BEGIN Raw records

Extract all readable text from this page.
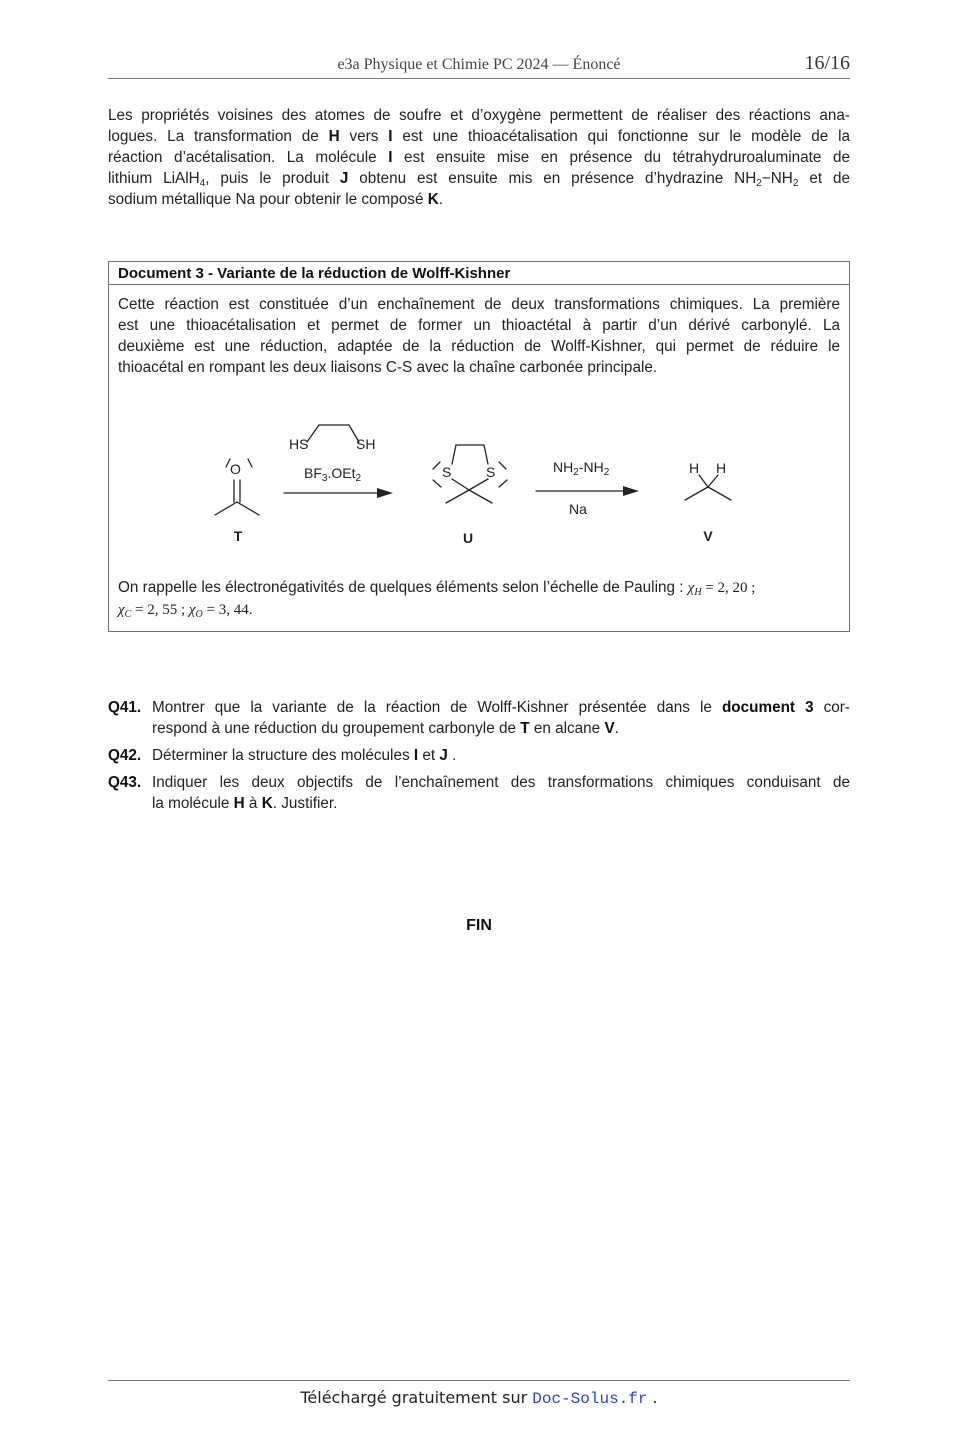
e3a Physique et Chimie PC 2024 — Énoncé	16/16
Les propriétés voisines des atomes de soufre et d’oxygène permettent de réaliser des réactions ana-
logues. La transformation de H vers I est une thioacétalisation qui fonctionne sur le modèle de la
réaction d’acétalisation. La molécule I est ensuite mise en présence du tétrahydruroaluminate de
lithium LiAlH$_4$, puis le produit J obtenu est ensuite mis en présence d’hydrazine $NH_2-NH_2$ et de
sodium métallique Na pour obtenir le composé K.
Document 3 - Variante de la réduction de Wolff-Kishner
Cette réaction est constituée d’un enchaînement de deux transformations chimiques. La première
est une thioacétalisation et permet de former un thioactétal à partir d’un dérivé carbonylé. La
deuxième est une réduction, adaptée de la réduction de Wolff-Kishner, qui permet de réduire le
thioacétal en rompant les deux liaisons C-S avec la chaîne carbonée principale.
O
T
HS	SH
$BF_3.OEt_2$	S S
U
$NH_2-NH_2$
Na
H H
V
On rappelle les électronégativités de quelques éléments selon l’échelle de Pauling : $\chi_H = 2$, 20 ;
$\chi_C = 2$, 55 ; $\chi_O = 3$, 44.
Q41. Montrer que la variante de la réaction de Wolff-Kishner présentée dans le document 3 cor-
respond à une réduction du groupement carbonyle de T en alcane V.
Q42. Déterminer la structure des molécules I et J .
Q43. Indiquer les deux objectifs de l’enchaînement des transformations chimiques conduisant de
la molécule H à K. Justifier.
FIN
Téléchargé gratuitement sur Doc-Solus.fr .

END Raw records

_Stated exercise_.
Extract every line above that contains the word "thioacétalisation".

_Complete output_.
logues. La transformation de H vers I est une thioacétalisation qui fonctionne sur le modèle de la
est une thioacétalisation et permet de former un thioactétal à partir d’un dérivé carbonylé. La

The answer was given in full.